▶ _Stored records_:
▼

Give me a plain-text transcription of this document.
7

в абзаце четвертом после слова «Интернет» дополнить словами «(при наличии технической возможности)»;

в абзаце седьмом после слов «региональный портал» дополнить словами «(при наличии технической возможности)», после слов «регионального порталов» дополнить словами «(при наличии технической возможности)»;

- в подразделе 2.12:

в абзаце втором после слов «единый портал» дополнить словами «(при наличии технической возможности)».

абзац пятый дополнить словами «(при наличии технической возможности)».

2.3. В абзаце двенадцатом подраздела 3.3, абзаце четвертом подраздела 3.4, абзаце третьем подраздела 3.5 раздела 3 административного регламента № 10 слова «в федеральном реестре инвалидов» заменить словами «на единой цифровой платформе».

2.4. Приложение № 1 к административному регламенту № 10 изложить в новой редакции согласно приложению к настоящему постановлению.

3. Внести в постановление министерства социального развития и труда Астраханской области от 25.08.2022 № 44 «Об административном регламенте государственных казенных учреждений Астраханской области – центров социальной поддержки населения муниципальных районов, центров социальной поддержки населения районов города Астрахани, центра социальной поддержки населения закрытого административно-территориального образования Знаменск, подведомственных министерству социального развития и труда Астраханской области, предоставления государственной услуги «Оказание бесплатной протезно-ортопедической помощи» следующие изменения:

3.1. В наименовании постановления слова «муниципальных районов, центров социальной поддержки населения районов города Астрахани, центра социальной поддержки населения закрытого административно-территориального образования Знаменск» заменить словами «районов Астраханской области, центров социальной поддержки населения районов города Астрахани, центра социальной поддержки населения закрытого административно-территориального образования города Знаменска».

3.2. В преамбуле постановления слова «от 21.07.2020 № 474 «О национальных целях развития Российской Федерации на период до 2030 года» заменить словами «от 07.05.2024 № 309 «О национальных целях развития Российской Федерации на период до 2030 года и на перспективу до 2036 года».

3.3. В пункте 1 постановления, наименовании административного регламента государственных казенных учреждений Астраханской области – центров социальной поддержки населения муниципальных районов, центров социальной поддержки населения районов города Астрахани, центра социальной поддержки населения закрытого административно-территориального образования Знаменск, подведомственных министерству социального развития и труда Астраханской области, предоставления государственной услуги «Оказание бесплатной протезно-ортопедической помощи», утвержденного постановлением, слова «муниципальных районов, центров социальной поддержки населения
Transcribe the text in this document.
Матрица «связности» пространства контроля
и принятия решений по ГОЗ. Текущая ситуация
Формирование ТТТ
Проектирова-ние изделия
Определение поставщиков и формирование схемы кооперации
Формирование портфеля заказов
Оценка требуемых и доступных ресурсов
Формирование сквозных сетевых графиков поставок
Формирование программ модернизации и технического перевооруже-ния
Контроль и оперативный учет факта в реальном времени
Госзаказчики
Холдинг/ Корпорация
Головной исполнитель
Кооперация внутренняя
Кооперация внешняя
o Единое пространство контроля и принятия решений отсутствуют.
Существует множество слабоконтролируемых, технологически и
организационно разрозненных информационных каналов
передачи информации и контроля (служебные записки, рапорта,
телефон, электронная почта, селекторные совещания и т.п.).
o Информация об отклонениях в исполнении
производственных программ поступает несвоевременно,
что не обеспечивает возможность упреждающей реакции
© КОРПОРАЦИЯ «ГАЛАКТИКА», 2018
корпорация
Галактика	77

▲
▼

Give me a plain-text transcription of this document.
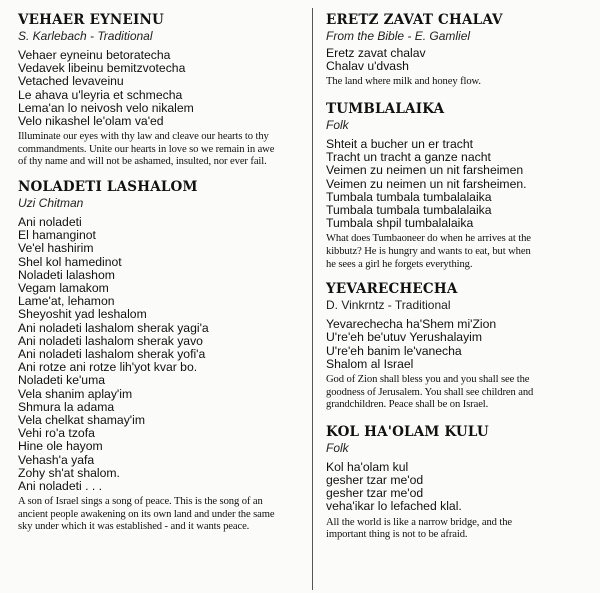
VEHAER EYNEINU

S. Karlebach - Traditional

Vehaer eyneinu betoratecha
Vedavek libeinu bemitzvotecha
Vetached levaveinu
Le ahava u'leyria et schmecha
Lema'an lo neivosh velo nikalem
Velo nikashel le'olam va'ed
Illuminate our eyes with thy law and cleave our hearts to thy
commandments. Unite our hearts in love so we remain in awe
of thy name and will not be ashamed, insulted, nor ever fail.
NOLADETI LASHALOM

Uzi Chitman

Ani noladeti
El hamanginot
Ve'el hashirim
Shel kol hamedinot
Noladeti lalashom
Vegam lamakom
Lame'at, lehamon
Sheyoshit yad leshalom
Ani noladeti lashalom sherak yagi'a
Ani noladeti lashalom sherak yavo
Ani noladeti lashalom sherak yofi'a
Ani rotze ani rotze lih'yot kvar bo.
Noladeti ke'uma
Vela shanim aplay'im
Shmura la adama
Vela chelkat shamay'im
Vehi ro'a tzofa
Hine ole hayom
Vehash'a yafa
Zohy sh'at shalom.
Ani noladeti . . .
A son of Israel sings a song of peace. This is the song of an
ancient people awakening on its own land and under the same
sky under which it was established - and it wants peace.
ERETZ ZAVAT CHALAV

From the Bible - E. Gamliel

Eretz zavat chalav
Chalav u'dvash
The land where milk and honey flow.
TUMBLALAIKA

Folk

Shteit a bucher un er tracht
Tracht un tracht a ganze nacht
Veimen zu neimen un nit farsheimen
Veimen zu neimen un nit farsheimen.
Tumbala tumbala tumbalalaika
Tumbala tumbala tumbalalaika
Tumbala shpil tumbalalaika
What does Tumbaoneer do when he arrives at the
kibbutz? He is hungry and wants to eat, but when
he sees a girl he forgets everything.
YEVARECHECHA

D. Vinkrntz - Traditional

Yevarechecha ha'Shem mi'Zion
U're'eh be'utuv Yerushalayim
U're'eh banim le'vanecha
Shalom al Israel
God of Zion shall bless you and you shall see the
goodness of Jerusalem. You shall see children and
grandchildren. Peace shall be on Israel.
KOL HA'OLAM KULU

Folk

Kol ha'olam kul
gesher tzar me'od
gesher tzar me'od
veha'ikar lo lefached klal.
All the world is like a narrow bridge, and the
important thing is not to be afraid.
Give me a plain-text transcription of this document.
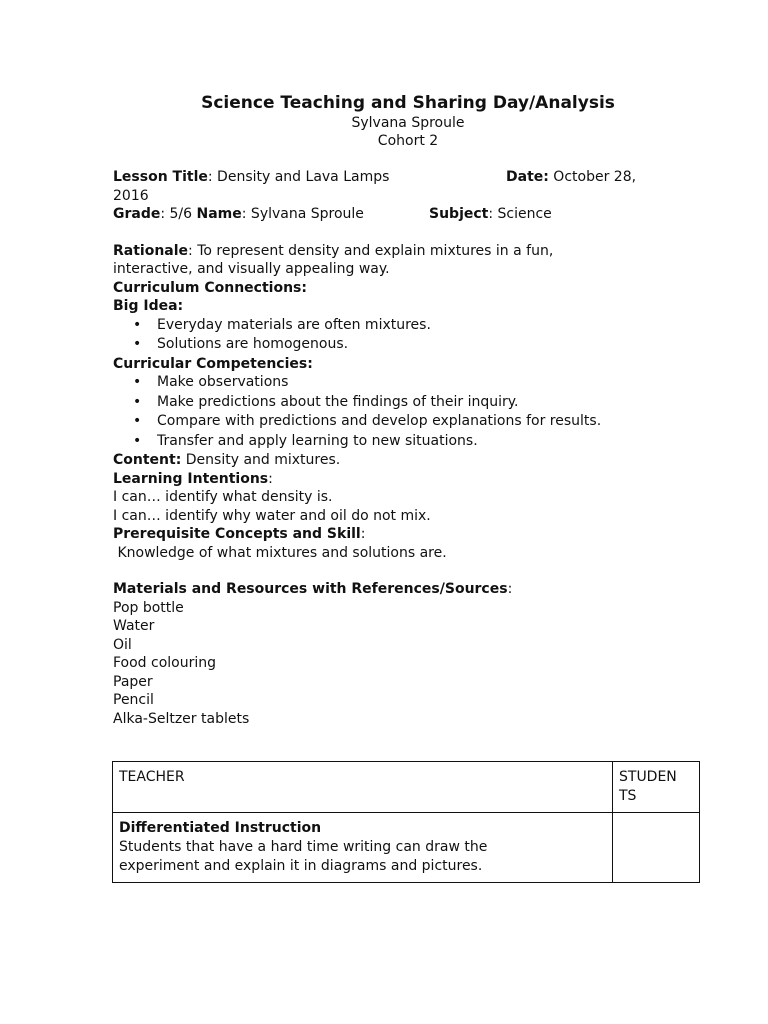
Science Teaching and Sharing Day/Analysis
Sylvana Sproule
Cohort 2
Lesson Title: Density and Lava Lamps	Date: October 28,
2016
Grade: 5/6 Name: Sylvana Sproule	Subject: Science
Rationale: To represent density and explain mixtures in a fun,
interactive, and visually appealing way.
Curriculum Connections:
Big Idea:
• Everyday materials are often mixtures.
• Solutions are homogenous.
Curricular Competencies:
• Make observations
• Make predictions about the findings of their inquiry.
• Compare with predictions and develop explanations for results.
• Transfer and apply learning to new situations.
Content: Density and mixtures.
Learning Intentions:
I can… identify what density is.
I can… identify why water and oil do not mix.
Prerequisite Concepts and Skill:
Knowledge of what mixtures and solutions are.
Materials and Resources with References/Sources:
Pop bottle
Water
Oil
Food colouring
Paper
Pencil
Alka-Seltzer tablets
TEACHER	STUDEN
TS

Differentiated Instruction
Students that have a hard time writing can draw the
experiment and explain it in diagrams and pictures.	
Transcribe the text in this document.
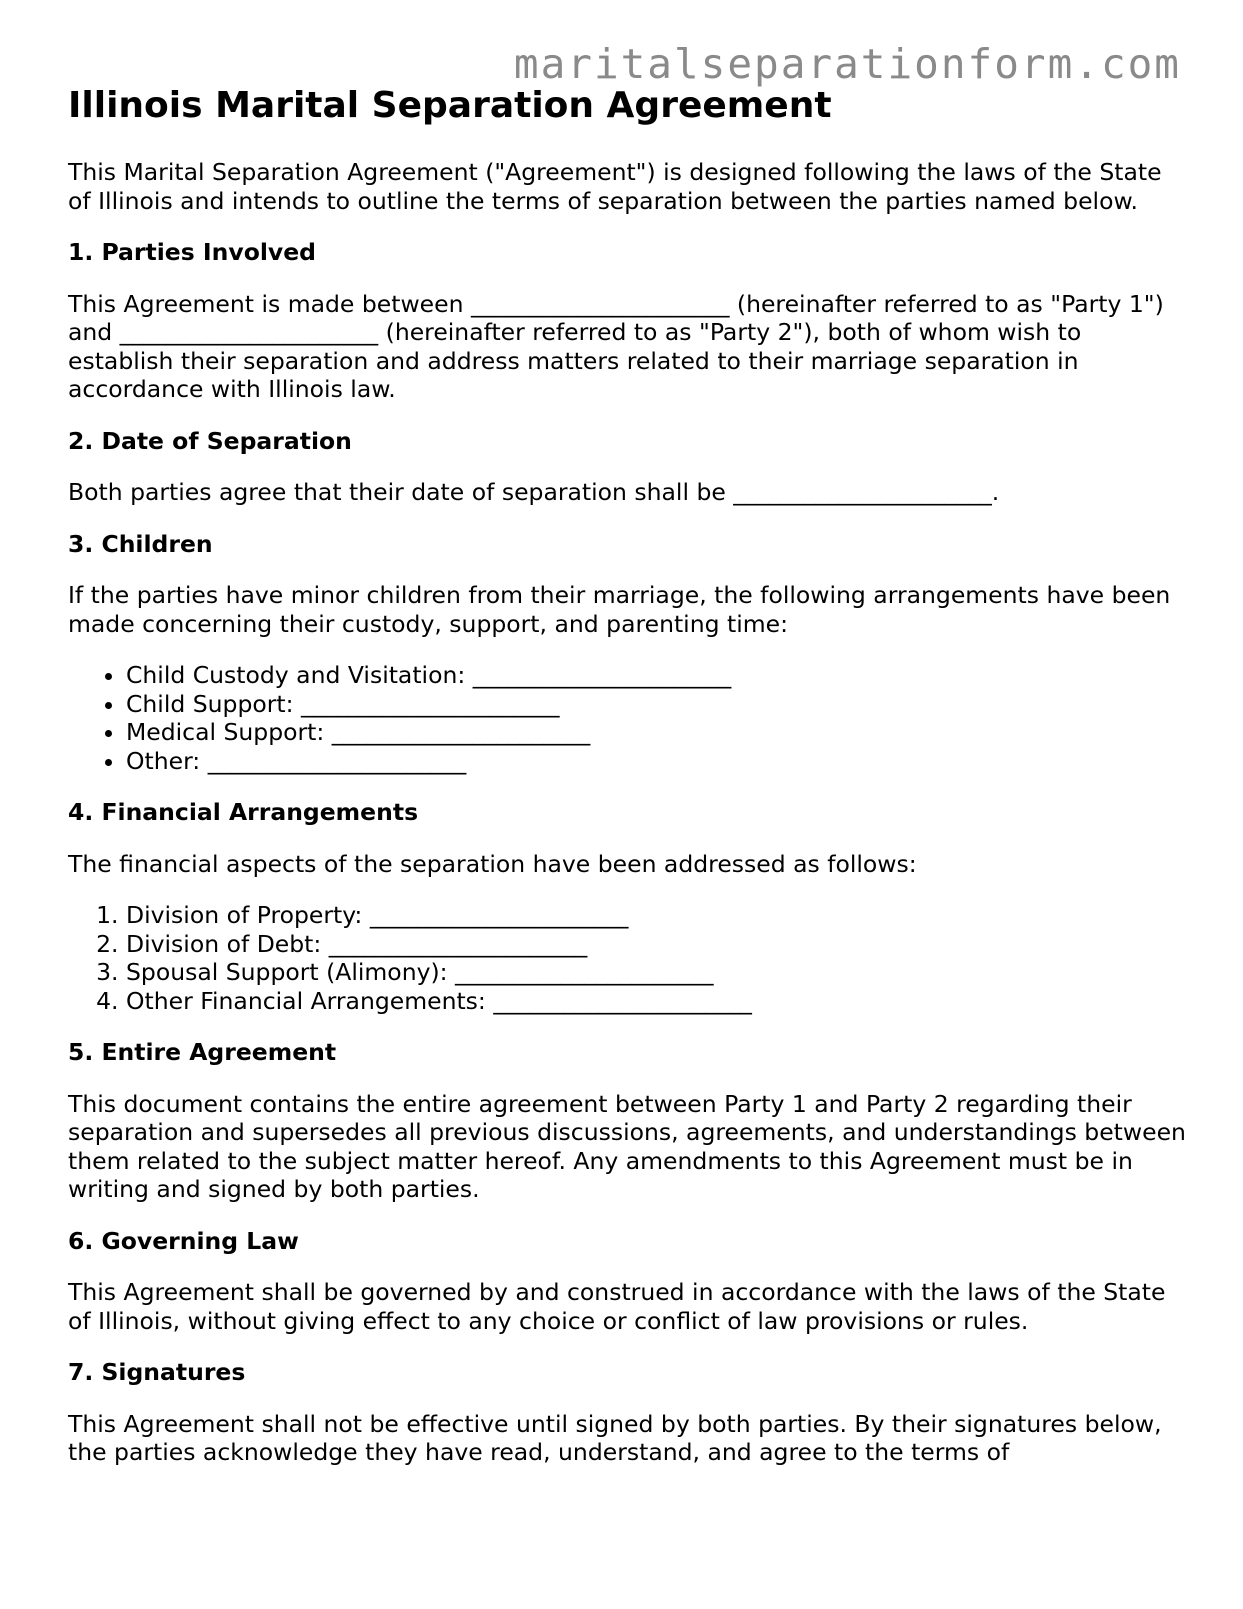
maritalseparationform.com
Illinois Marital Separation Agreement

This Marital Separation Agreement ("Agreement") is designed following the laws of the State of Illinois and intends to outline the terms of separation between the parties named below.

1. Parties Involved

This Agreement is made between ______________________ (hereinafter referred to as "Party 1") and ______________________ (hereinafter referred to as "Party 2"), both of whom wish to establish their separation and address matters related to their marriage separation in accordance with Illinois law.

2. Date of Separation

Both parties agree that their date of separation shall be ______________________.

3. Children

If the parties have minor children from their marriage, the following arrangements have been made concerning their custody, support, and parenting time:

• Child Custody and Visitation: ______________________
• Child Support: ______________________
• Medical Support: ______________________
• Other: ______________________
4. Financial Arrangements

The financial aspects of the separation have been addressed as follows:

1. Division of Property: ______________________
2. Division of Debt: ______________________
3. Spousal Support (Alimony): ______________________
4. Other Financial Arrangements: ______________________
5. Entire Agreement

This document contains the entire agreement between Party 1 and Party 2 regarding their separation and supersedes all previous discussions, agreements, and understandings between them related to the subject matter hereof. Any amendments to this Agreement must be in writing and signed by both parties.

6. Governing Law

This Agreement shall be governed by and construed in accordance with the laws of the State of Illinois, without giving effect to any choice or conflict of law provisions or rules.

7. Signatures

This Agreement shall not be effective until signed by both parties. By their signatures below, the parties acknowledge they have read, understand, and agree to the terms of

▲

▶ _Required task_: Where a line of the entries contains the word "четвертом", copy that line.

▶ _The answer_:
в абзаце четвертом после слова «Интернет» дополнить словами «(при наличии технической возможности)»;
2.3. В абзаце двенадцатом подраздела 3.3, абзаце четвертом подраздела 3.4, абзаце третьем подраздела 3.5 раздела 3 административного регламента № 10 слова «в федеральном реестре инвалидов» заменить словами «на единой цифровой платформе».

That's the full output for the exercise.